__What is expected__: Write out the records word for word, with no pictures.

■ ■ ■

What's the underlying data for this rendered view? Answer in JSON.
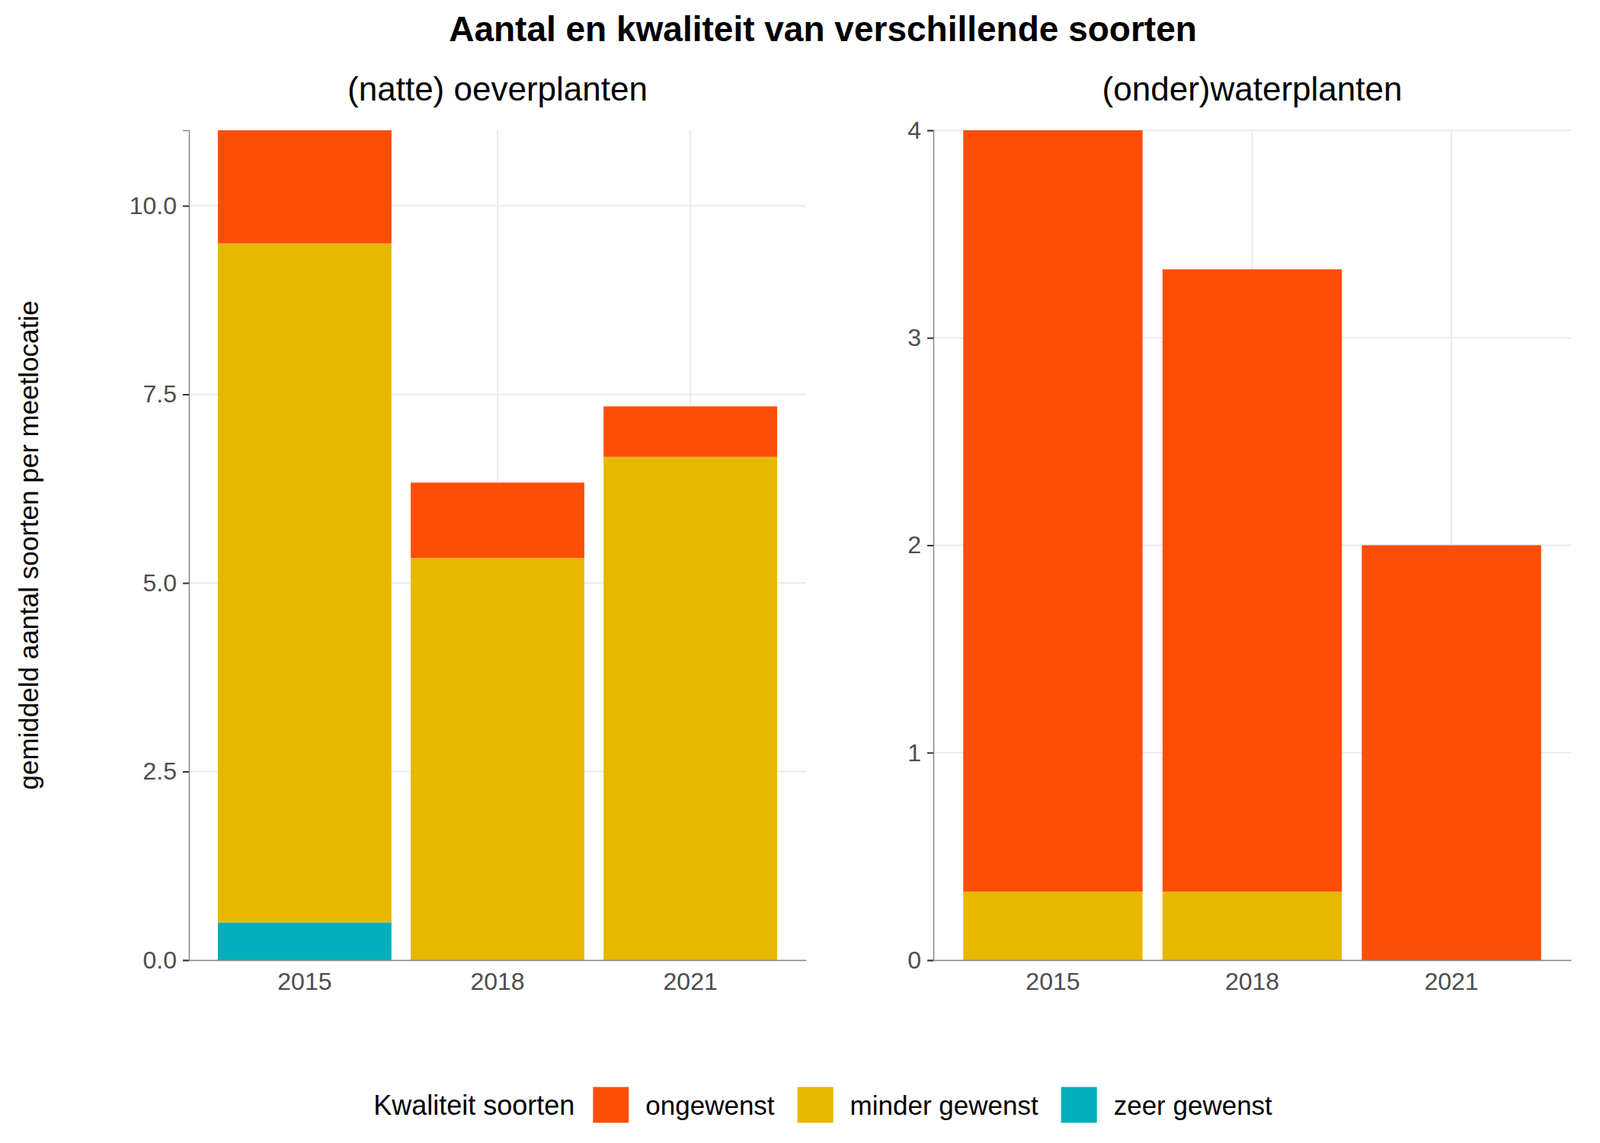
{
  "chart_data": {
    "type": "bar",
    "title": "Aantal en kwaliteit van verschillende soorten",
    "y_label": "gemiddeld aantal soorten per meetlocatie",
    "stacked": true,
    "grid": true,
    "legend": "bottom",
    "legend_title": "Kwaliteit soorten",
    "panels": [
      {
        "subtitle": "(natte) oeverplanten",
        "categories": [
          "2015",
          "2018",
          "2021"
        ],
        "series": [
          {
            "name": "zeer gewenst",
            "color": "#00AFBB",
            "values": [
              0.5,
              0,
              0
            ]
          },
          {
            "name": "minder gewenst",
            "color": "#E7B800",
            "values": [
              9.0,
              5.33,
              6.67
            ]
          },
          {
            "name": "ongewenst",
            "color": "#FC4E07",
            "values": [
              1.5,
              1.0,
              0.67
            ]
          }
        ],
        "ylim": [
          0,
          11
        ],
        "yticks": [
          {
            "value": 0,
            "label": "0.0"
          },
          2.5,
          {
            "value": 5,
            "label": "5.0"
          },
          7.5,
          {
            "value": 10,
            "label": "10.0"
          }
        ]
      },
      {
        "subtitle": "(onder)waterplanten",
        "categories": [
          "2015",
          "2018",
          "2021"
        ],
        "series": [
          {
            "name": "minder gewenst",
            "color": "#E7B800",
            "values": [
              0.33,
              0.33,
              0
            ]
          },
          {
            "name": "ongewenst",
            "color": "#FC4E07",
            "values": [
              3.67,
              3.0,
              2.0
            ]
          }
        ],
        "ylim": [
          0,
          4
        ],
        "yticks": [
          0,
          1,
          2,
          3,
          4
        ]
      }
    ]
  }
}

■ ■ ■

__Written response__:
What's the underlying data for this rendered view? Answer in JSON.
{
  "chart_data": {
    "type": "bar",
    "title": "Aantal en kwaliteit van verschillende soorten",
    "y_label": "gemiddeld aantal soorten per meetlocatie",
    "stacked": true,
    "grid": true,
    "legend": "bottom",
    "legend_title": "Kwaliteit soorten",
    "panels": [
      {
        "subtitle": "(natte) oeverplanten",
        "categories": [
          "2015",
          "2018",
          "2021"
        ],
        "series": [
          {
            "name": "zeer gewenst",
            "color": "#00AFBB",
            "values": [
              0.5,
              0,
              0
            ]
          },
          {
            "name": "minder gewenst",
            "color": "#E7B800",
            "values": [
              9.0,
              5.33,
              6.67
            ]
          },
          {
            "name": "ongewenst",
            "color": "#FC4E07",
            "values": [
              1.5,
              1.0,
              0.67
            ]
          }
        ],
        "ylim": [
          0,
          11
        ],
        "yticks": [
          {
            "value": 0,
            "label": "0.0"
          },
          2.5,
          {
            "value": 5,
            "label": "5.0"
          },
          7.5,
          {
            "value": 10,
            "label": "10.0"
          }
        ]
      },
      {
        "subtitle": "(onder)waterplanten",
        "categories": [
          "2015",
          "2018",
          "2021"
        ],
        "series": [
          {
            "name": "minder gewenst",
            "color": "#E7B800",
            "values": [
              0.33,
              0.33,
              0
            ]
          },
          {
            "name": "ongewenst",
            "color": "#FC4E07",
            "values": [
              3.67,
              3.0,
              2.0
            ]
          }
        ],
        "ylim": [
          0,
          4
        ],
        "yticks": [
          0,
          1,
          2,
          3,
          4
        ]
      }
    ]
  }
}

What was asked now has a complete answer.